THE PROBLEM: Check the listing below for lines that hold "donne". How many are there? Please give only the number.

_ _ _ _ _

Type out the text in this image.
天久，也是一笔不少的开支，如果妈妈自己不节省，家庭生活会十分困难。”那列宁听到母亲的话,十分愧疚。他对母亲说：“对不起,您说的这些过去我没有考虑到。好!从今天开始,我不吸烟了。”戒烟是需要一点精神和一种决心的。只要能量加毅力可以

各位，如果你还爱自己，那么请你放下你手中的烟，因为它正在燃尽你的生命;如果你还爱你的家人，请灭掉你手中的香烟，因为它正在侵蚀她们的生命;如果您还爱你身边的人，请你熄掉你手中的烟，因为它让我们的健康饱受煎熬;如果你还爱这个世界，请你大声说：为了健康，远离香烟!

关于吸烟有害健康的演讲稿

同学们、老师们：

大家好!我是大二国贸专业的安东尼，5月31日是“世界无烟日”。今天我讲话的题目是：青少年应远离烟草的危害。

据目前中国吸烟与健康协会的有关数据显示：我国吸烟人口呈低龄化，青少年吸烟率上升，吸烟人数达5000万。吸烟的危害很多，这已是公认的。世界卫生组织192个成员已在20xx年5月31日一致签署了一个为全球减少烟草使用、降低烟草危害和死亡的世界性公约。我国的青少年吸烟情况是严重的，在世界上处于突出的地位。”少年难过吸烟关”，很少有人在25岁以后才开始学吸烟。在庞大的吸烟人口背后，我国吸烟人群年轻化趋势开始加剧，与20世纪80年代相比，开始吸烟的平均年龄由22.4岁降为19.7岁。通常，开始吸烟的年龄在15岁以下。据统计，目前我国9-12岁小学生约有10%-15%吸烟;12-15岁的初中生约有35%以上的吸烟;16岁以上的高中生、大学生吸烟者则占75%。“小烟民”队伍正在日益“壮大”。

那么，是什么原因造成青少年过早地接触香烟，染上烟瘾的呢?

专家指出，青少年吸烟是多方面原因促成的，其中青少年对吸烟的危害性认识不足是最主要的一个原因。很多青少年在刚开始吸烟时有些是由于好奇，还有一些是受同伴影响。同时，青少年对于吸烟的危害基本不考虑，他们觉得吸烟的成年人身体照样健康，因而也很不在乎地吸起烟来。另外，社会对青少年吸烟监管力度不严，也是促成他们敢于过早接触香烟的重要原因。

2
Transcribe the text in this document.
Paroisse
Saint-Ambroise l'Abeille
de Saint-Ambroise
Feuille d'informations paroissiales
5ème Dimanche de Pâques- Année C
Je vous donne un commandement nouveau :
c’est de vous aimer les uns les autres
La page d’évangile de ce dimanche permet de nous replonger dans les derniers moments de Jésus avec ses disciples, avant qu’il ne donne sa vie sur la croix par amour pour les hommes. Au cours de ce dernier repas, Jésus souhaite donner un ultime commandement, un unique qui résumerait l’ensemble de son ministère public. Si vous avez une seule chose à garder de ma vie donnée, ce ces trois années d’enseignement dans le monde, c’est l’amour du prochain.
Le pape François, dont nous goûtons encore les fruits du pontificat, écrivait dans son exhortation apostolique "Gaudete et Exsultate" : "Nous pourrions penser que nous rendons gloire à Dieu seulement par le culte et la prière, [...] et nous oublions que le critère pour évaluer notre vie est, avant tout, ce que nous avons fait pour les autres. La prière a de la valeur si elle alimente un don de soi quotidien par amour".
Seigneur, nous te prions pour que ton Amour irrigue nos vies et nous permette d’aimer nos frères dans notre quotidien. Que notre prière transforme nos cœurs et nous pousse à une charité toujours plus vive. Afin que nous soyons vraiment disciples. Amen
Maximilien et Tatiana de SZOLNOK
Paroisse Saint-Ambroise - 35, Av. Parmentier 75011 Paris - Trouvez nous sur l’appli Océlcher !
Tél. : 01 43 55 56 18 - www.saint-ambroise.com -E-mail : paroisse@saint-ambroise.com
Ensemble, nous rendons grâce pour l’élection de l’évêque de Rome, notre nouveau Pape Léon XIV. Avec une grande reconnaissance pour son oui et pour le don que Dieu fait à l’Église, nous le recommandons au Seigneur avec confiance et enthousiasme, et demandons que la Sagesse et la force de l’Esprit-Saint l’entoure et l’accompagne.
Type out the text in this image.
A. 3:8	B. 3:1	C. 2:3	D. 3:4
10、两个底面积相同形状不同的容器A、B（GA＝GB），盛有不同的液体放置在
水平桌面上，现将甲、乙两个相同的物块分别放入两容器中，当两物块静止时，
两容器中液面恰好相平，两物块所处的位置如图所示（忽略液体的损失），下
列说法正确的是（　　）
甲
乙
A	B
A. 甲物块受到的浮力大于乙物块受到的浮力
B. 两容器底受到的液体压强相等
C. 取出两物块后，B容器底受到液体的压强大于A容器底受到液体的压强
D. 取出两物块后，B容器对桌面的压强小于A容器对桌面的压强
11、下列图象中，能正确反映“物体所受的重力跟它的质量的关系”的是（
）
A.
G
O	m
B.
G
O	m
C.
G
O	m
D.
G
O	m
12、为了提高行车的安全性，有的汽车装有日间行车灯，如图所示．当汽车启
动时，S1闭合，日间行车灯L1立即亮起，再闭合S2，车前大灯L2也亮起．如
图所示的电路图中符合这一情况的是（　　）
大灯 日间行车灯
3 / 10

_ _ _ _ _

OUTPUT BELOW: 2